Transcribe all of the material exactly.

** BEGIN Data rows **

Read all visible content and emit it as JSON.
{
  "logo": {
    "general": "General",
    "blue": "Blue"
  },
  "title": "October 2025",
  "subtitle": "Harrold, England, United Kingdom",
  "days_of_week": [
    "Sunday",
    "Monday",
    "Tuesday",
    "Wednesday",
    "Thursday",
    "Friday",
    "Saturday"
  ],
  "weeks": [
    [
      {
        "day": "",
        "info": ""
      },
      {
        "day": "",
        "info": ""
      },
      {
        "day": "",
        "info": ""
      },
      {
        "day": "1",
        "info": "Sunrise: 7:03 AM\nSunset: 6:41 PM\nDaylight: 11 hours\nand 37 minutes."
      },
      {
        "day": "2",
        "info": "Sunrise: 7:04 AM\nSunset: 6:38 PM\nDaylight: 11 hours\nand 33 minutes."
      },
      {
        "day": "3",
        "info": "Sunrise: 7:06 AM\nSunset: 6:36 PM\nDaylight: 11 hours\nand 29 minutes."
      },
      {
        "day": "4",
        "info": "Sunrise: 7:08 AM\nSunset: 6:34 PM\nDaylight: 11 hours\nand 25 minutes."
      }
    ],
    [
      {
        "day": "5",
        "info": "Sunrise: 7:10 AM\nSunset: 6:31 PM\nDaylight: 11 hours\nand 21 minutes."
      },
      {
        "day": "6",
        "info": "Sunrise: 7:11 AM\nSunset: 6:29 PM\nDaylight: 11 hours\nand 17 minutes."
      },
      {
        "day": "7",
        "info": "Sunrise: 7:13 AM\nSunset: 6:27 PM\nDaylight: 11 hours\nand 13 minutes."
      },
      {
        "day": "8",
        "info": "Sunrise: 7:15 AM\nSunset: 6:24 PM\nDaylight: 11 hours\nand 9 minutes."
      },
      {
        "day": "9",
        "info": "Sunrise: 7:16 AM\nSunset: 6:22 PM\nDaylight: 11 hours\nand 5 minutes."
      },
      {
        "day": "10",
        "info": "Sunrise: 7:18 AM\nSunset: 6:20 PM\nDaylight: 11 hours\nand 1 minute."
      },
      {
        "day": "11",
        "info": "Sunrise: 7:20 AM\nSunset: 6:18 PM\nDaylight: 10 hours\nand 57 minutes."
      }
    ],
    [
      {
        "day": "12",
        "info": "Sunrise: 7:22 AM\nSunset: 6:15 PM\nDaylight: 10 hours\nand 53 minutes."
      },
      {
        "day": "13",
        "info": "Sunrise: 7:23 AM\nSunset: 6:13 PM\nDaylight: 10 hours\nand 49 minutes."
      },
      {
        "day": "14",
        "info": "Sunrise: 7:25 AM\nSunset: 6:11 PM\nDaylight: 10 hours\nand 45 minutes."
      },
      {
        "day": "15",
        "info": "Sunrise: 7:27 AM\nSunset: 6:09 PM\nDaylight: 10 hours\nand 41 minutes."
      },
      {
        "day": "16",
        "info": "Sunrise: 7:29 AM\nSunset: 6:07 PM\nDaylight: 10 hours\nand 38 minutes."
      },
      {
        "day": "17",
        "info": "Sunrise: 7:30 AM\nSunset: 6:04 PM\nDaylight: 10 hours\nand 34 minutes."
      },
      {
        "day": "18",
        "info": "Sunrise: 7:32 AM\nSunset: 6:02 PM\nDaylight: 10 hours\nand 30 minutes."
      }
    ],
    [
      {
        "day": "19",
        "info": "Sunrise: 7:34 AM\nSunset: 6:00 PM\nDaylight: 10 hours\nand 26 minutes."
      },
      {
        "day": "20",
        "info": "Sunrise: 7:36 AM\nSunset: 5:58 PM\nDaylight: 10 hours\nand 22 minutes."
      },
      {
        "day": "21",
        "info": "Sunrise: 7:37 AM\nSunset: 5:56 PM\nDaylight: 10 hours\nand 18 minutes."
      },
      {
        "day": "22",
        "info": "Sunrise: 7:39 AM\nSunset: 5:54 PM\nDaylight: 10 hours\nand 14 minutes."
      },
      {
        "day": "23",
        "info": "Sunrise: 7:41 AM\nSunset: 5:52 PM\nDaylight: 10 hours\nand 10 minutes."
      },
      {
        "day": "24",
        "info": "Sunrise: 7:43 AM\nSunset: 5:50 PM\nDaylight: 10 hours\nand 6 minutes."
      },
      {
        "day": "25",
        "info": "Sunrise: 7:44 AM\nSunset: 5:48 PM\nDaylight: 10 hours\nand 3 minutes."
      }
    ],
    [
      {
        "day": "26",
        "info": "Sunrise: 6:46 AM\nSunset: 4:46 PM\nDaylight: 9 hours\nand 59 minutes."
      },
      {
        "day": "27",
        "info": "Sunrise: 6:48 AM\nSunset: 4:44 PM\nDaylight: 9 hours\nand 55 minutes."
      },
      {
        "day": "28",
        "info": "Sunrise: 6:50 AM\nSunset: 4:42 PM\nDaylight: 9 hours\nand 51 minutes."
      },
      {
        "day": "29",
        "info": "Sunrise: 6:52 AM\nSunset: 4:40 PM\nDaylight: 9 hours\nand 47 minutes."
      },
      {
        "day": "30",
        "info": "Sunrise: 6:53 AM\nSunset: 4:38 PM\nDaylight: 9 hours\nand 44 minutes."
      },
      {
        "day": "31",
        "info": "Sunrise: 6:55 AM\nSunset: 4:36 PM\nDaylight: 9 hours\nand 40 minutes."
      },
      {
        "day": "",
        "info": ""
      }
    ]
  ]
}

** END Data rows **

▸ Complete answer:
Read all visible content and emit it as JSON.
{
  "logo": {
    "general": "General",
    "blue": "Blue"
  },
  "title": "October 2025",
  "subtitle": "Harrold, England, United Kingdom",
  "days_of_week": [
    "Sunday",
    "Monday",
    "Tuesday",
    "Wednesday",
    "Thursday",
    "Friday",
    "Saturday"
  ],
  "weeks": [
    [
      {
        "day": "",
        "info": ""
      },
      {
        "day": "",
        "info": ""
      },
      {
        "day": "",
        "info": ""
      },
      {
        "day": "1",
        "info": "Sunrise: 7:03 AM\nSunset: 6:41 PM\nDaylight: 11 hours\nand 37 minutes."
      },
      {
        "day": "2",
        "info": "Sunrise: 7:04 AM\nSunset: 6:38 PM\nDaylight: 11 hours\nand 33 minutes."
      },
      {
        "day": "3",
        "info": "Sunrise: 7:06 AM\nSunset: 6:36 PM\nDaylight: 11 hours\nand 29 minutes."
      },
      {
        "day": "4",
        "info": "Sunrise: 7:08 AM\nSunset: 6:34 PM\nDaylight: 11 hours\nand 25 minutes."
      }
    ],
    [
      {
        "day": "5",
        "info": "Sunrise: 7:10 AM\nSunset: 6:31 PM\nDaylight: 11 hours\nand 21 minutes."
      },
      {
        "day": "6",
        "info": "Sunrise: 7:11 AM\nSunset: 6:29 PM\nDaylight: 11 hours\nand 17 minutes."
      },
      {
        "day": "7",
        "info": "Sunrise: 7:13 AM\nSunset: 6:27 PM\nDaylight: 11 hours\nand 13 minutes."
      },
      {
        "day": "8",
        "info": "Sunrise: 7:15 AM\nSunset: 6:24 PM\nDaylight: 11 hours\nand 9 minutes."
      },
      {
        "day": "9",
        "info": "Sunrise: 7:16 AM\nSunset: 6:22 PM\nDaylight: 11 hours\nand 5 minutes."
      },
      {
        "day": "10",
        "info": "Sunrise: 7:18 AM\nSunset: 6:20 PM\nDaylight: 11 hours\nand 1 minute."
      },
      {
        "day": "11",
        "info": "Sunrise: 7:20 AM\nSunset: 6:18 PM\nDaylight: 10 hours\nand 57 minutes."
      }
    ],
    [
      {
        "day": "12",
        "info": "Sunrise: 7:22 AM\nSunset: 6:15 PM\nDaylight: 10 hours\nand 53 minutes."
      },
      {
        "day": "13",
        "info": "Sunrise: 7:23 AM\nSunset: 6:13 PM\nDaylight: 10 hours\nand 49 minutes."
      },
      {
        "day": "14",
        "info": "Sunrise: 7:25 AM\nSunset: 6:11 PM\nDaylight: 10 hours\nand 45 minutes."
      },
      {
        "day": "15",
        "info": "Sunrise: 7:27 AM\nSunset: 6:09 PM\nDaylight: 10 hours\nand 41 minutes."
      },
      {
        "day": "16",
        "info": "Sunrise: 7:29 AM\nSunset: 6:07 PM\nDaylight: 10 hours\nand 38 minutes."
      },
      {
        "day": "17",
        "info": "Sunrise: 7:30 AM\nSunset: 6:04 PM\nDaylight: 10 hours\nand 34 minutes."
      },
      {
        "day": "18",
        "info": "Sunrise: 7:32 AM\nSunset: 6:02 PM\nDaylight: 10 hours\nand 30 minutes."
      }
    ],
    [
      {
        "day": "19",
        "info": "Sunrise: 7:34 AM\nSunset: 6:00 PM\nDaylight: 10 hours\nand 26 minutes."
      },
      {
        "day": "20",
        "info": "Sunrise: 7:36 AM\nSunset: 5:58 PM\nDaylight: 10 hours\nand 22 minutes."
      },
      {
        "day": "21",
        "info": "Sunrise: 7:37 AM\nSunset: 5:56 PM\nDaylight: 10 hours\nand 18 minutes."
      },
      {
        "day": "22",
        "info": "Sunrise: 7:39 AM\nSunset: 5:54 PM\nDaylight: 10 hours\nand 14 minutes."
      },
      {
        "day": "23",
        "info": "Sunrise: 7:41 AM\nSunset: 5:52 PM\nDaylight: 10 hours\nand 10 minutes."
      },
      {
        "day": "24",
        "info": "Sunrise: 7:43 AM\nSunset: 5:50 PM\nDaylight: 10 hours\nand 6 minutes."
      },
      {
        "day": "25",
        "info": "Sunrise: 7:44 AM\nSunset: 5:48 PM\nDaylight: 10 hours\nand 3 minutes."
      }
    ],
    [
      {
        "day": "26",
        "info": "Sunrise: 6:46 AM\nSunset: 4:46 PM\nDaylight: 9 hours\nand 59 minutes."
      },
      {
        "day": "27",
        "info": "Sunrise: 6:48 AM\nSunset: 4:44 PM\nDaylight: 9 hours\nand 55 minutes."
      },
      {
        "day": "28",
        "info": "Sunrise: 6:50 AM\nSunset: 4:42 PM\nDaylight: 9 hours\nand 51 minutes."
      },
      {
        "day": "29",
        "info": "Sunrise: 6:52 AM\nSunset: 4:40 PM\nDaylight: 9 hours\nand 47 minutes."
      },
      {
        "day": "30",
        "info": "Sunrise: 6:53 AM\nSunset: 4:38 PM\nDaylight: 9 hours\nand 44 minutes."
      },
      {
        "day": "31",
        "info": "Sunrise: 6:55 AM\nSunset: 4:36 PM\nDaylight: 9 hours\nand 40 minutes."
      },
      {
        "day": "",
        "info": ""
      }
    ]
  ]
}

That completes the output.